Stored records:
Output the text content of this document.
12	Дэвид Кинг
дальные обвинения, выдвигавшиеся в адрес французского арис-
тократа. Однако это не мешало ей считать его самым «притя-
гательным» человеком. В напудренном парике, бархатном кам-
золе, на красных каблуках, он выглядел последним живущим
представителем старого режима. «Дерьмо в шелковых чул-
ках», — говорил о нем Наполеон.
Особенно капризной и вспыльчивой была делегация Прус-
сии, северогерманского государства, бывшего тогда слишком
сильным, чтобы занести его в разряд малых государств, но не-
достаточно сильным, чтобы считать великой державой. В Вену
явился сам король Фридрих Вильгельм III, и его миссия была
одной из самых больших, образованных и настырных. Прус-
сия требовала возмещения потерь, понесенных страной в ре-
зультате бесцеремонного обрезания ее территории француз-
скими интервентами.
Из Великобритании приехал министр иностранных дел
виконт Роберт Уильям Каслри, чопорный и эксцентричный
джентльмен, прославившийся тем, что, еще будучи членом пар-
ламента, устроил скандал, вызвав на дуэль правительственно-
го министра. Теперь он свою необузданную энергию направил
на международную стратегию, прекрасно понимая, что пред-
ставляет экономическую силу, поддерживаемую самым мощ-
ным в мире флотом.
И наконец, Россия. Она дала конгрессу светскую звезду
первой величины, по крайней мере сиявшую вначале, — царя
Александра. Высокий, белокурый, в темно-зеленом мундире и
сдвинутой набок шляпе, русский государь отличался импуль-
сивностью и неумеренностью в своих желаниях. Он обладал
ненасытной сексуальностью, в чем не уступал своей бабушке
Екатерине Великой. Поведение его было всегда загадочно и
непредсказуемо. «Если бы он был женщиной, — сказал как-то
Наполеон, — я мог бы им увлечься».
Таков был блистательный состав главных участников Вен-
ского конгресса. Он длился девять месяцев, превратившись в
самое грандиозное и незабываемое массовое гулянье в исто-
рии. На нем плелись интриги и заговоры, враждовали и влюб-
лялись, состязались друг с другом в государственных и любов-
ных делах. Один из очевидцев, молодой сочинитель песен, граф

Task:
Print out every entry, keeping each one exact.

Exercise answer:
Output the text content of this document.
12	Дэвид Кинг
дальные обвинения, выдвигавшиеся в адрес французского арис-
тократа. Однако это не мешало ей считать его самым «притя-
гательным» человеком. В напудренном парике, бархатном кам-
золе, на красных каблуках, он выглядел последним живущим
представителем старого режима. «Дерьмо в шелковых чул-
ках», — говорил о нем Наполеон.
Особенно капризной и вспыльчивой была делегация Прус-
сии, северогерманского государства, бывшего тогда слишком
сильным, чтобы занести его в разряд малых государств, но не-
достаточно сильным, чтобы считать великой державой. В Вену
явился сам король Фридрих Вильгельм III, и его миссия была
одной из самых больших, образованных и настырных. Прус-
сия требовала возмещения потерь, понесенных страной в ре-
зультате бесцеремонного обрезания ее территории француз-
скими интервентами.
Из Великобритании приехал министр иностранных дел
виконт Роберт Уильям Каслри, чопорный и эксцентричный
джентльмен, прославившийся тем, что, еще будучи членом пар-
ламента, устроил скандал, вызвав на дуэль правительственно-
го министра. Теперь он свою необузданную энергию направил
на международную стратегию, прекрасно понимая, что пред-
ставляет экономическую силу, поддерживаемую самым мощ-
ным в мире флотом.
И наконец, Россия. Она дала конгрессу светскую звезду
первой величины, по крайней мере сиявшую вначале, — царя
Александра. Высокий, белокурый, в темно-зеленом мундире и
сдвинутой набок шляпе, русский государь отличался импуль-
сивностью и неумеренностью в своих желаниях. Он обладал
ненасытной сексуальностью, в чем не уступал своей бабушке
Екатерине Великой. Поведение его было всегда загадочно и
непредсказуемо. «Если бы он был женщиной, — сказал как-то
Наполеон, — я мог бы им увлечься».
Таков был блистательный состав главных участников Вен-
ского конгресса. Он длился девять месяцев, превратившись в
самое грандиозное и незабываемое массовое гулянье в исто-
рии. На нем плелись интриги и заговоры, враждовали и влюб-
лялись, состязались друг с другом в государственных и любов-
ных делах. Один из очевидцев, молодой сочинитель песен, граф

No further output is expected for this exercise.